__Exercise tasks__
1. List the topic headings of the numbered screening questions in the text on phone-screen questions for programmers.
2. Translate this sentence from the text on phone-screen questions for programmers into Spanish: "They won't guarantee that your candidate will be great, but they will help eliminate a huge number of candidates who are slipping through our process today."
3. Pick up the text on phone-screen questions for programmers where it stops, and keep writing it.

── Source

Finding the phone numbers in 50,000 HTML pages

How do you find the phone numbers in 50,000 HTML pages?

Jeff Attwood posted 5 Questions for programmers applying for jobs:

In an effort to make life simpler for phone screeners, I've put together this list of Five Essential Questions that you need to ask during an SDE screen. They won't guarantee that your candidate will be great, but they will help eliminate a huge number of candidates who are slipping through our process today.

1) Coding The candidate has to write some simple code, with correct syntax, in C, C++, or Java.

2) OO design The candidate has to define basic OO concepts, and come up with classes to model a simple problem.

3) Scripting and regexes The candidate has to describe how to find the phone numbers in 50,000 HTML pages.

4) Data structures The candidate has to demonstrate basic knowledge of the most common data structures.

────
── Items

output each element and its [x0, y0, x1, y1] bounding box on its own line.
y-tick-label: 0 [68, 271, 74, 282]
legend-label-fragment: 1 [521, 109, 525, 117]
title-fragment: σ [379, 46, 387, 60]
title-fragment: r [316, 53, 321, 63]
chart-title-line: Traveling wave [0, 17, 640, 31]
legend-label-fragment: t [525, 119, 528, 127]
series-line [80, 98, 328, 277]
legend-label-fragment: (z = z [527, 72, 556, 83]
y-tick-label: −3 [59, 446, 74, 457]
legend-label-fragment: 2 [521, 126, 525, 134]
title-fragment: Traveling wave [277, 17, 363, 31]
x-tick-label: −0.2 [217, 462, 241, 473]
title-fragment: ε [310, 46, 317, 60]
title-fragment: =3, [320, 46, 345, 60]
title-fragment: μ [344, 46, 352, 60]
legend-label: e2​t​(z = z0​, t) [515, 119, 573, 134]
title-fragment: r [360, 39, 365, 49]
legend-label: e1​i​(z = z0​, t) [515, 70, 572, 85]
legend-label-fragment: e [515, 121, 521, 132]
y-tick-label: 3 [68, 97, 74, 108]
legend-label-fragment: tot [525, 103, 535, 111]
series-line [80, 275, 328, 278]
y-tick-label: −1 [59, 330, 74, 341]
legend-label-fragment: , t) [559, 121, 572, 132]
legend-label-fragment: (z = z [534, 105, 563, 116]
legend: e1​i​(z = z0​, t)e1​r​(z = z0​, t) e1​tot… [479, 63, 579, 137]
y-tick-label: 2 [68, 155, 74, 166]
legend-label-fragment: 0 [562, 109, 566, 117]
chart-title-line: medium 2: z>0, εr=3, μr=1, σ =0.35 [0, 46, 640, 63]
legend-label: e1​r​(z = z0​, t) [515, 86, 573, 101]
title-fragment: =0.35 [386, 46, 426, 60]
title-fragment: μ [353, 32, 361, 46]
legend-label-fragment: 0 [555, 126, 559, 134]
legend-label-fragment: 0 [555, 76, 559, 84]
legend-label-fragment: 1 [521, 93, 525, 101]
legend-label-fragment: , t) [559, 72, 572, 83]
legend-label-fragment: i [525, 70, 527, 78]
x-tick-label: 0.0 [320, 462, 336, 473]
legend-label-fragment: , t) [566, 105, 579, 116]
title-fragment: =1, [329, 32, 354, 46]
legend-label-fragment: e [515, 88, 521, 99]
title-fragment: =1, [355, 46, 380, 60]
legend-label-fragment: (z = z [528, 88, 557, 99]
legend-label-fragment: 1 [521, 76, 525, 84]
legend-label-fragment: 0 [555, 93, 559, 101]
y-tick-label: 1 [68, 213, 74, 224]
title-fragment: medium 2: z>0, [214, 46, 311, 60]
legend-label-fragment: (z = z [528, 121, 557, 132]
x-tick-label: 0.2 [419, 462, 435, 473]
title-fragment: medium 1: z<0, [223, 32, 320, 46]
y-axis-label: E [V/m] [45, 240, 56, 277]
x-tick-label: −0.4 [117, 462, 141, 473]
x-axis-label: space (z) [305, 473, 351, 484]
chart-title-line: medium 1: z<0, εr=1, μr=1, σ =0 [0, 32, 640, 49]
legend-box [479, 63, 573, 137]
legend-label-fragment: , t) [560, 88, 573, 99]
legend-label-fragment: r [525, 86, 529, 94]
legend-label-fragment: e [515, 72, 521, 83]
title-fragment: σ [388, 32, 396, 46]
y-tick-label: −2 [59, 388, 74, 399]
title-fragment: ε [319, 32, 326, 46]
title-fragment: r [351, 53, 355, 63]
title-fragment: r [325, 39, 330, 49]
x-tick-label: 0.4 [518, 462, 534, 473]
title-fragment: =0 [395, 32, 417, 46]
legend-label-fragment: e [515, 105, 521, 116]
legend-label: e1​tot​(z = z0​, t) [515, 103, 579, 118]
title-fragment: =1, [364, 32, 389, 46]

────

__Results for the exercise__
1.
1. Coding
2. OO design
3. Scripting and regexes
4. Data structures

2. No garantizarán que tu candidato vaya a ser excelente, pero ayudarán a descartar a una enorme cantidad de candidatos que hoy se están colando por nuestro proceso.

3.
5) Bits and bytes The candidate has to answer simple questions about bits, bytes, and binary numbers.

Please understand: what I'm looking for here is a total vacuum in one of these areas. It's OK if they struggle a little and then figure it out. It's OK if they need some minor hints or prompting. I don't mind if they're rusty or slow. What you're looking for is candidates who are utterly clueless, or horribly confused, about the area in question.

>>> The Entirety of Jeff´s Original Post <<<


Note: Steve Yegge originally posed the Question.


Solution 1:

egrep "(([0-9]{1,2}.)?[0-9]{3}.[0-9]{3}.[0-9]{4})" . -R --include='*.html'

Solution 2:

Made this in Java. The regex was borrowed from this forum.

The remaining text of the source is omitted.